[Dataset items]
....
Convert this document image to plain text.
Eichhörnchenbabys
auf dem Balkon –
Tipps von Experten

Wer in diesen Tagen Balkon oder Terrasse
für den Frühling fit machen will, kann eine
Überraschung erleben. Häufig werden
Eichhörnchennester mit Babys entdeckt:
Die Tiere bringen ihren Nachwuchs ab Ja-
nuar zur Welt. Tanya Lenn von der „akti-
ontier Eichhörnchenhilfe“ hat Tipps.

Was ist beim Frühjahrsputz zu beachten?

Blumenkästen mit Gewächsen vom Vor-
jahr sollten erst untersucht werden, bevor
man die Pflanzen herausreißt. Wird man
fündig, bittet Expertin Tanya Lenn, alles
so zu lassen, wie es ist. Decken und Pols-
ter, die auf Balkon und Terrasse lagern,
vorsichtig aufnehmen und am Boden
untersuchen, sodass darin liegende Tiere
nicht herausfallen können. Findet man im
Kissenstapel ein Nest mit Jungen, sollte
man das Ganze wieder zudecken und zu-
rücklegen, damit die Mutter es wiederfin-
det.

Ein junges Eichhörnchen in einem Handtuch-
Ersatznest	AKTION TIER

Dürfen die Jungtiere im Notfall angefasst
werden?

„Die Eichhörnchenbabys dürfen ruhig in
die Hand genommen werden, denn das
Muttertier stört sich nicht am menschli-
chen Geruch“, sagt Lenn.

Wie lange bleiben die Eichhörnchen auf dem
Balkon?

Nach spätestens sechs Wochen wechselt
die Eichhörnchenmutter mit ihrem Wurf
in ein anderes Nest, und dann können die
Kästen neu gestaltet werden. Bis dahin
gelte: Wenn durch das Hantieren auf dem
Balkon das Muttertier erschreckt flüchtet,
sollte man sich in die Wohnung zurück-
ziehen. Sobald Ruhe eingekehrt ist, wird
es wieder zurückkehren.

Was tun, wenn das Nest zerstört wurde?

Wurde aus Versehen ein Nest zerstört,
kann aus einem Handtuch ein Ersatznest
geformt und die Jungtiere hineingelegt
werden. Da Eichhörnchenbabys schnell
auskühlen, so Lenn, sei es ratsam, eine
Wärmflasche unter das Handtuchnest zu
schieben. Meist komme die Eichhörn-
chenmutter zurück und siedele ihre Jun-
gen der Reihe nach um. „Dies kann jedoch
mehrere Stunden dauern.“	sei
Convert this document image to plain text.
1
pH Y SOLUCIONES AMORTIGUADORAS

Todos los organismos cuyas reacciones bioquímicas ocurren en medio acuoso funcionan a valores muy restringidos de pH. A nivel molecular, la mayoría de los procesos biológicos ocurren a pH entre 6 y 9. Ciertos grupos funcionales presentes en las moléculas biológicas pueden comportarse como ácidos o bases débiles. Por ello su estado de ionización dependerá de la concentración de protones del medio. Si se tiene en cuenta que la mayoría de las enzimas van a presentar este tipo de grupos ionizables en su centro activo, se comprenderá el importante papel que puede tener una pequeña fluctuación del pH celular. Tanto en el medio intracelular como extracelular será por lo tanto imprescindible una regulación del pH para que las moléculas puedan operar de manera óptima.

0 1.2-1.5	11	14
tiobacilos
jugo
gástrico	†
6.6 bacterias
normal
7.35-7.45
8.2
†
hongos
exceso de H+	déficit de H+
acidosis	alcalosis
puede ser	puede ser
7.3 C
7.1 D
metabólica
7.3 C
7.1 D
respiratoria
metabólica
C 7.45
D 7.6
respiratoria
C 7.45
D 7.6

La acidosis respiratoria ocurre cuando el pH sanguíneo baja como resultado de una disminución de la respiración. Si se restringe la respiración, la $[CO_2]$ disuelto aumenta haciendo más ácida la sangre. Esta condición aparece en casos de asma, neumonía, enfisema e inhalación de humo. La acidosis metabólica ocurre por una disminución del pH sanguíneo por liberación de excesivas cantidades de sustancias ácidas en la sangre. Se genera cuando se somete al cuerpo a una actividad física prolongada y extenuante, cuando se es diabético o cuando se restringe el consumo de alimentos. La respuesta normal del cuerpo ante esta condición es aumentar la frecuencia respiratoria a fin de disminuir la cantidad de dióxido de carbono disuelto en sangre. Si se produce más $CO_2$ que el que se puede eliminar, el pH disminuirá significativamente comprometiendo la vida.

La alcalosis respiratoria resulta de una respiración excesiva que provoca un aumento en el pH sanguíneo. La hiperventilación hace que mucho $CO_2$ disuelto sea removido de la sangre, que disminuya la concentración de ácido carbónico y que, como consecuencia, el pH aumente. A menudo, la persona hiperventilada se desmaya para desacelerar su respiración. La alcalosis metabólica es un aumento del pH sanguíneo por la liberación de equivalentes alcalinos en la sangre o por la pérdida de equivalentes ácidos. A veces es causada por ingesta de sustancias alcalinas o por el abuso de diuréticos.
....
Your task: Only lines that hold the string "einem" belong in the answer, so copy every one of them from the records.

Written answer:
Ein junges Eichhörnchen in einem Handtuch-
kann aus einem Handtuch ein Ersatznest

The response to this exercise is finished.